[Saved data entries]
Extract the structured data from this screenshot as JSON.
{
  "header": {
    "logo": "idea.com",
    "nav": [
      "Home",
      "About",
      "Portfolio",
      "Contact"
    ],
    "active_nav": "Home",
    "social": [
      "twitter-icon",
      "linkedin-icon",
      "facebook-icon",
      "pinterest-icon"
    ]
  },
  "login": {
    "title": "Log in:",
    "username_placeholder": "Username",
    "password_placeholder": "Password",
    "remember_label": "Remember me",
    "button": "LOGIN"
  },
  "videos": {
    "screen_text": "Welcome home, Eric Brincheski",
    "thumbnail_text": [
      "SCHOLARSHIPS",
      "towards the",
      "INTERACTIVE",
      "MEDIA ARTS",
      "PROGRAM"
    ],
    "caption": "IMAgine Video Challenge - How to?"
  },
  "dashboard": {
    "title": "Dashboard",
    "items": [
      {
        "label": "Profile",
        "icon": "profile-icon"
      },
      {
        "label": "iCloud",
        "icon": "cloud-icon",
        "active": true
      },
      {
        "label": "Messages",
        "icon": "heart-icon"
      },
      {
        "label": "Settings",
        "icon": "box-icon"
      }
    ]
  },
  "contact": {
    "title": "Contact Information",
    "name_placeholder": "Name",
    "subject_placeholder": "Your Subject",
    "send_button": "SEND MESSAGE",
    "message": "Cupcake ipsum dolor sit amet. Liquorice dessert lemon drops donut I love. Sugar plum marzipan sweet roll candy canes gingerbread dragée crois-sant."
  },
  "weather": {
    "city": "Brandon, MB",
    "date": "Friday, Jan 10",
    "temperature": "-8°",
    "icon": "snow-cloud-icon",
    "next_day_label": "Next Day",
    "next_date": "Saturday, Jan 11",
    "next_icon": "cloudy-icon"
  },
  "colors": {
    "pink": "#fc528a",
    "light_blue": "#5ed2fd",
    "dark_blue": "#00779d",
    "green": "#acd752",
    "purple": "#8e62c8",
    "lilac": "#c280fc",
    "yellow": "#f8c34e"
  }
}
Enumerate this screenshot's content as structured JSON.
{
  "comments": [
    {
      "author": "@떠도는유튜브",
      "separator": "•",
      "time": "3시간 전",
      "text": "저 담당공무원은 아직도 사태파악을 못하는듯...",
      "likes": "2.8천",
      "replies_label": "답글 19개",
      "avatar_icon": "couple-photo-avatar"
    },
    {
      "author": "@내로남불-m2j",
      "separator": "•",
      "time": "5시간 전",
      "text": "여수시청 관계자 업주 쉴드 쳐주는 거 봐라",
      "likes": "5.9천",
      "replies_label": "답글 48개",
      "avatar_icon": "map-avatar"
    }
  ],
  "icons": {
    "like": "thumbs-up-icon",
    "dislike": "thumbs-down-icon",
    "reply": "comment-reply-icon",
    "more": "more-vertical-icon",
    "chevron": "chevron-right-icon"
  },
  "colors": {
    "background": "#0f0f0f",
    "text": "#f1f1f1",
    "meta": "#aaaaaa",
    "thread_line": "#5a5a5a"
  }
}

→ **Aim**
Exactly reproduce every line found in the records.

→ **Right answer**
Extract the structured data from this screenshot as JSON.
{
  "header": {
    "logo": "idea.com",
    "nav": [
      "Home",
      "About",
      "Portfolio",
      "Contact"
    ],
    "active_nav": "Home",
    "social": [
      "twitter-icon",
      "linkedin-icon",
      "facebook-icon",
      "pinterest-icon"
    ]
  },
  "login": {
    "title": "Log in:",
    "username_placeholder": "Username",
    "password_placeholder": "Password",
    "remember_label": "Remember me",
    "button": "LOGIN"
  },
  "videos": {
    "screen_text": "Welcome home, Eric Brincheski",
    "thumbnail_text": [
      "SCHOLARSHIPS",
      "towards the",
      "INTERACTIVE",
      "MEDIA ARTS",
      "PROGRAM"
    ],
    "caption": "IMAgine Video Challenge - How to?"
  },
  "dashboard": {
    "title": "Dashboard",
    "items": [
      {
        "label": "Profile",
        "icon": "profile-icon"
      },
      {
        "label": "iCloud",
        "icon": "cloud-icon",
        "active": true
      },
      {
        "label": "Messages",
        "icon": "heart-icon"
      },
      {
        "label": "Settings",
        "icon": "box-icon"
      }
    ]
  },
  "contact": {
    "title": "Contact Information",
    "name_placeholder": "Name",
    "subject_placeholder": "Your Subject",
    "send_button": "SEND MESSAGE",
    "message": "Cupcake ipsum dolor sit amet. Liquorice dessert lemon drops donut I love. Sugar plum marzipan sweet roll candy canes gingerbread dragée crois-sant."
  },
  "weather": {
    "city": "Brandon, MB",
    "date": "Friday, Jan 10",
    "temperature": "-8°",
    "icon": "snow-cloud-icon",
    "next_day_label": "Next Day",
    "next_date": "Saturday, Jan 11",
    "next_icon": "cloudy-icon"
  },
  "colors": {
    "pink": "#fc528a",
    "light_blue": "#5ed2fd",
    "dark_blue": "#00779d",
    "green": "#acd752",
    "purple": "#8e62c8",
    "lilac": "#c280fc",
    "yellow": "#f8c34e"
  }
}
Enumerate this screenshot's content as structured JSON.
{
  "comments": [
    {
      "author": "@떠도는유튜브",
      "separator": "•",
      "time": "3시간 전",
      "text": "저 담당공무원은 아직도 사태파악을 못하는듯...",
      "likes": "2.8천",
      "replies_label": "답글 19개",
      "avatar_icon": "couple-photo-avatar"
    },
    {
      "author": "@내로남불-m2j",
      "separator": "•",
      "time": "5시간 전",
      "text": "여수시청 관계자 업주 쉴드 쳐주는 거 봐라",
      "likes": "5.9천",
      "replies_label": "답글 48개",
      "avatar_icon": "map-avatar"
    }
  ],
  "icons": {
    "like": "thumbs-up-icon",
    "dislike": "thumbs-down-icon",
    "reply": "comment-reply-icon",
    "more": "more-vertical-icon",
    "chevron": "chevron-right-icon"
  },
  "colors": {
    "background": "#0f0f0f",
    "text": "#f1f1f1",
    "meta": "#aaaaaa",
    "thread_line": "#5a5a5a"
  }
}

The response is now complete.